── Task data

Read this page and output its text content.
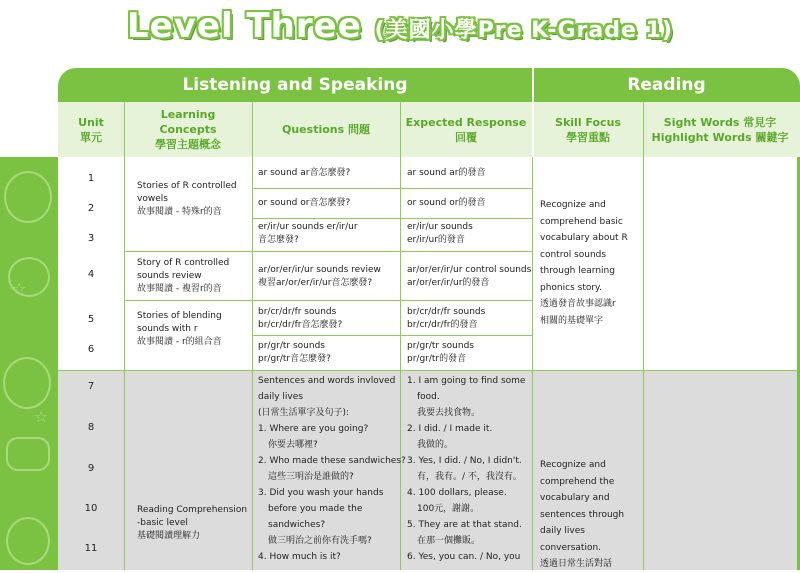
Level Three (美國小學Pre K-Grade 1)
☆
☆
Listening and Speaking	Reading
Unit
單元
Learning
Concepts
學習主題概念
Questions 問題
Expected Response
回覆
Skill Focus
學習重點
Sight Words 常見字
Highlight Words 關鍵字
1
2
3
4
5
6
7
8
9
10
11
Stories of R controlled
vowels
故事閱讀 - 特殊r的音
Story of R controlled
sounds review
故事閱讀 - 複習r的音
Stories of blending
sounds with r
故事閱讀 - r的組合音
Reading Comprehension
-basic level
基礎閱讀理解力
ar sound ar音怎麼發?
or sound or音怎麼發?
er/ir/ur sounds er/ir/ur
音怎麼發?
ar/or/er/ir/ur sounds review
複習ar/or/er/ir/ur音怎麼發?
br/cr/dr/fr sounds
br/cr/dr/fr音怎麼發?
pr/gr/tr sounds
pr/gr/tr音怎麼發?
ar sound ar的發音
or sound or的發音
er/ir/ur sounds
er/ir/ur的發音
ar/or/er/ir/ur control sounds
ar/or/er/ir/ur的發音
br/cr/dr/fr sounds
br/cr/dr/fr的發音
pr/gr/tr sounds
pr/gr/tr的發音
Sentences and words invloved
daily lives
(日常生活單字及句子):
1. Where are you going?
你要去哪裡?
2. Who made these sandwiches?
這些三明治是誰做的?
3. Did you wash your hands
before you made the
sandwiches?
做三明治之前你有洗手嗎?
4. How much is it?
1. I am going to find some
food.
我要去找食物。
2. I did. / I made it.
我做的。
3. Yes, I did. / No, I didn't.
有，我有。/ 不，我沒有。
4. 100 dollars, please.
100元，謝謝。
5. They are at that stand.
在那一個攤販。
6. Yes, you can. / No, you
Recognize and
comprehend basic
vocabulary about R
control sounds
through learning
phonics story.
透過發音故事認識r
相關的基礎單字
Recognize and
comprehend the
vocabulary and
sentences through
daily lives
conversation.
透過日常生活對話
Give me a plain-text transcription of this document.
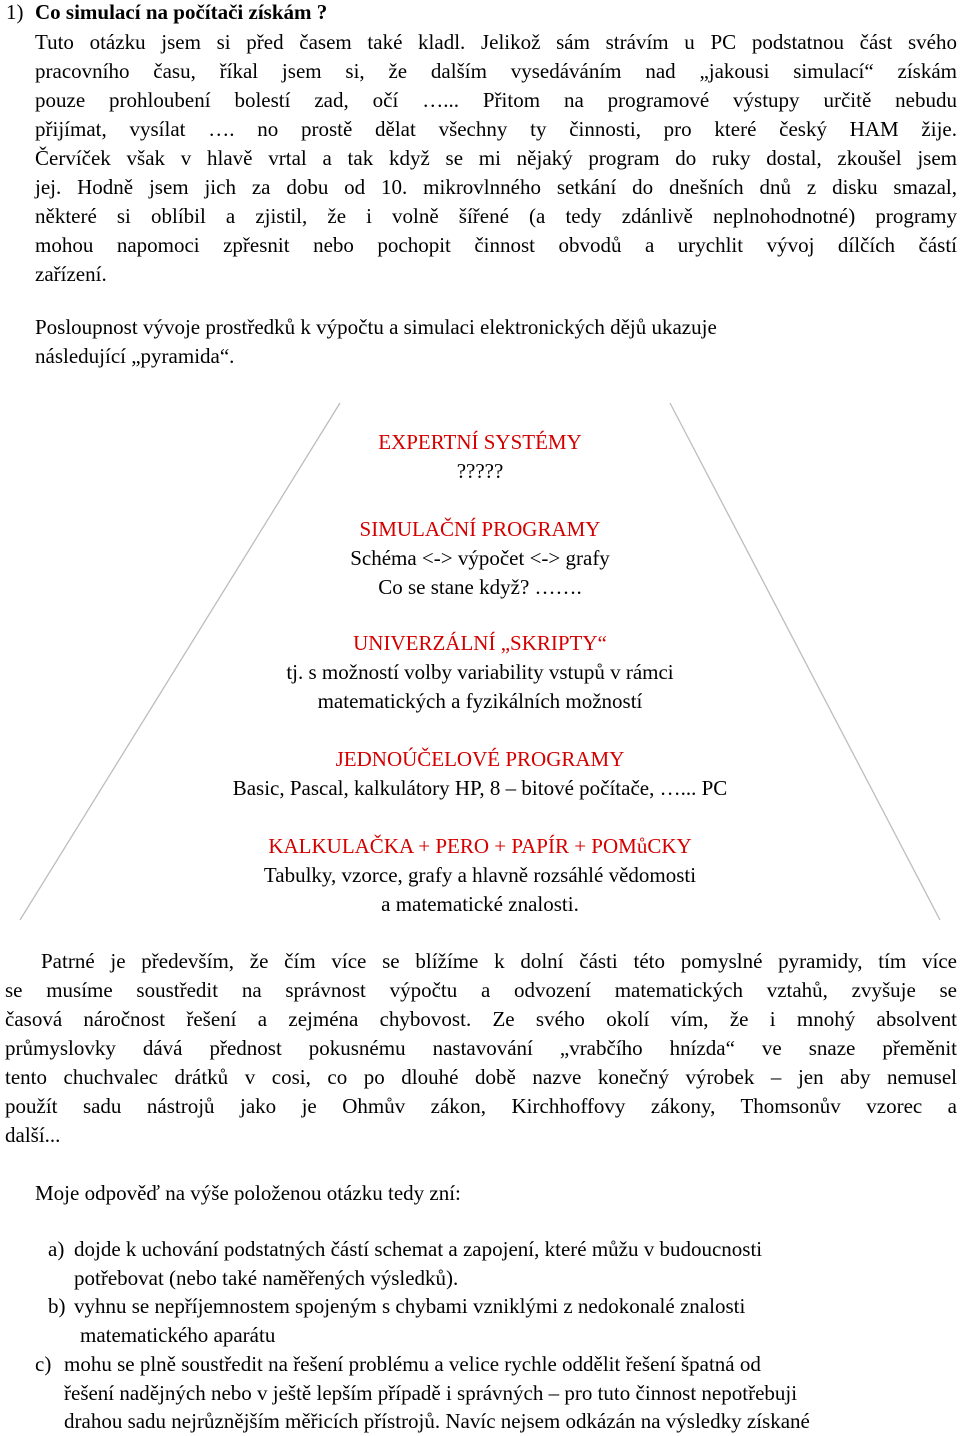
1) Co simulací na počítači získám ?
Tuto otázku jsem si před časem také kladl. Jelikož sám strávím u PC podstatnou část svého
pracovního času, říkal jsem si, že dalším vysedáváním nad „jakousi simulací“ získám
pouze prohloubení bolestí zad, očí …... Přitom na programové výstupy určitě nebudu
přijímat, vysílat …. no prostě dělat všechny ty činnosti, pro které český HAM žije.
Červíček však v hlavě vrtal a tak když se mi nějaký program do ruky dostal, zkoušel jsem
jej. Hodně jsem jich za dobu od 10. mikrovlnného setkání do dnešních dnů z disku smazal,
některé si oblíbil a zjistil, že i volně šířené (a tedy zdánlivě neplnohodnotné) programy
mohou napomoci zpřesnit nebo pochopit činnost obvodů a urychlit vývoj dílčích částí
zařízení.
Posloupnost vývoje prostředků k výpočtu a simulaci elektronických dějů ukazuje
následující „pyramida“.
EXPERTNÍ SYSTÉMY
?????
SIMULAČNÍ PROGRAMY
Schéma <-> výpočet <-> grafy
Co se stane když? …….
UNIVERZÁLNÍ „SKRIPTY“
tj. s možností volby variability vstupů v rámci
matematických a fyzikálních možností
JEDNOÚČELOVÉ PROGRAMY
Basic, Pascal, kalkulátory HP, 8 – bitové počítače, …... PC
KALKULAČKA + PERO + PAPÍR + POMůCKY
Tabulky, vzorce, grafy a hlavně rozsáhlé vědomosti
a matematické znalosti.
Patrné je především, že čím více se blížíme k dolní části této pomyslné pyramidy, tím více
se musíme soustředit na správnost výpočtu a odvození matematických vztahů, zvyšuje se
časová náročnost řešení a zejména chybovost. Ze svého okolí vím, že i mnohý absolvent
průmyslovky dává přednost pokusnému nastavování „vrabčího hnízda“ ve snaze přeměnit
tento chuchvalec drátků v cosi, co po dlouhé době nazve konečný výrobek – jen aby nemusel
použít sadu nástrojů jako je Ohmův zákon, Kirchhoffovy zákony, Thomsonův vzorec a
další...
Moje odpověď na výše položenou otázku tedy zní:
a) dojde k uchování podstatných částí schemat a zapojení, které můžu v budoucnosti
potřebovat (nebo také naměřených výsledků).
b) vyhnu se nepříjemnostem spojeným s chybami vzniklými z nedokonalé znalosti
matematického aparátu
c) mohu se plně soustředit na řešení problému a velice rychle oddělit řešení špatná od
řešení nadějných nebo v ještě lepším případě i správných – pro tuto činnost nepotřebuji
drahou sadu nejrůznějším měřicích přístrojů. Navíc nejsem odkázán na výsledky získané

────

## Your objective
State the count of lines that contain the string "matematických". Nothing else is needed.

## Result of the task
2